Each line of the data that includes the string "JSON" is to be copied out.

════════

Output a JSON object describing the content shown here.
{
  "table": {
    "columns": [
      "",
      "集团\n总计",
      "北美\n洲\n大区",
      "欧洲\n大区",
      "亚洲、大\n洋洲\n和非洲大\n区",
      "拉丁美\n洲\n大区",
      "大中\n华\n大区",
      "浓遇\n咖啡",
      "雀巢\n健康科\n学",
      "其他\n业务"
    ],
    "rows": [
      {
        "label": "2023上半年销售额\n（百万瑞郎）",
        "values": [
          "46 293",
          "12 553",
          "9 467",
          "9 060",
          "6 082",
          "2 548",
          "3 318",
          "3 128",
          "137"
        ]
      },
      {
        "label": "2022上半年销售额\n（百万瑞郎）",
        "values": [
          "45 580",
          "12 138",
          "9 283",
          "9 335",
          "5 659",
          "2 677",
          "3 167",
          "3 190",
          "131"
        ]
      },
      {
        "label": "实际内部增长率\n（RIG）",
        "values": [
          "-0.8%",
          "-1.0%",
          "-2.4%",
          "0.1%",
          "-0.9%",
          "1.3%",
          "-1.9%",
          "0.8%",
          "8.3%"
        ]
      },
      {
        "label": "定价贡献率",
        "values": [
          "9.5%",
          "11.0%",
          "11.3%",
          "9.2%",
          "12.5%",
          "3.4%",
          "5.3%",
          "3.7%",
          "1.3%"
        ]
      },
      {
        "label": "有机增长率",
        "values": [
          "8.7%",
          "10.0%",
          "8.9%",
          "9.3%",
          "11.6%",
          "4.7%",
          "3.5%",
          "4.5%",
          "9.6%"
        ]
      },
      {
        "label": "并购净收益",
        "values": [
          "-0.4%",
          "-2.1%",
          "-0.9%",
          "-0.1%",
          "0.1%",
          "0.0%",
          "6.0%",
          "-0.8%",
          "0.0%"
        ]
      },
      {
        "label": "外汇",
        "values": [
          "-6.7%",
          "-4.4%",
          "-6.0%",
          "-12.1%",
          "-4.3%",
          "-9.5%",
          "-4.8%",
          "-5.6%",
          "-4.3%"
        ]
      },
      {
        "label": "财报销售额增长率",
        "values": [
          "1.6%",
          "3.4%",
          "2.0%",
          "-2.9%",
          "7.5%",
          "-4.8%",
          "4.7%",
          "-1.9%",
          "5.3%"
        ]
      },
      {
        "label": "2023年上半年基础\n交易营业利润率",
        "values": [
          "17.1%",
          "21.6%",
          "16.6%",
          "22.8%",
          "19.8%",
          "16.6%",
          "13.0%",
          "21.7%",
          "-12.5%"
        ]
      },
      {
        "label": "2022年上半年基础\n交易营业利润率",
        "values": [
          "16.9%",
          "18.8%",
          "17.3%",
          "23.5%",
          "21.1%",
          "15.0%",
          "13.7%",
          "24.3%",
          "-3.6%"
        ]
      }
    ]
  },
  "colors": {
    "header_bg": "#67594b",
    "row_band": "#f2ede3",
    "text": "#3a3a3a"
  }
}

════════

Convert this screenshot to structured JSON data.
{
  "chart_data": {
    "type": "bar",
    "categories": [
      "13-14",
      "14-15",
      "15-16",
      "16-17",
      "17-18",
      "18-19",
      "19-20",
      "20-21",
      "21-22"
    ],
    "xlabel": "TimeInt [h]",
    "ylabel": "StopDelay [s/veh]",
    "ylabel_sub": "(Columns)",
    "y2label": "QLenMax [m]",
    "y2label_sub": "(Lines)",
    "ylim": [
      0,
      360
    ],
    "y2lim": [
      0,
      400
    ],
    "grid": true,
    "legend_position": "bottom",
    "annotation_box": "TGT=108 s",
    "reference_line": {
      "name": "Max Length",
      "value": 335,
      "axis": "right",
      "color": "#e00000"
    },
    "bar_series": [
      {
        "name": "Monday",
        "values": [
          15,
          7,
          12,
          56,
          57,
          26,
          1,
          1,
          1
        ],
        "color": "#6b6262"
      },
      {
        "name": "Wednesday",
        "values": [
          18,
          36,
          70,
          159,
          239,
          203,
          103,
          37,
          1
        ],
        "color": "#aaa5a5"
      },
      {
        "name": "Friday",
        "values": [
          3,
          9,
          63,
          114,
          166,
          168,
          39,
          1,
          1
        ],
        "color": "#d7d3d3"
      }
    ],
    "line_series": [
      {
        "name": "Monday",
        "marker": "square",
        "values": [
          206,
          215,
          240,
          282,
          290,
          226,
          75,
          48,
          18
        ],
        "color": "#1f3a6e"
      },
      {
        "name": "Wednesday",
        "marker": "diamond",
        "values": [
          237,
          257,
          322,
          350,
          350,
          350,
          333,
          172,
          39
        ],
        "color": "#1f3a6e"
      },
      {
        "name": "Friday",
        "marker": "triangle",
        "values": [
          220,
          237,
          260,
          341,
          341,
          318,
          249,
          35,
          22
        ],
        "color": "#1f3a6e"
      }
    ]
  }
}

════════

■ Reply to the task:
Output a JSON object describing the content shown here.
Convert this screenshot to structured JSON data.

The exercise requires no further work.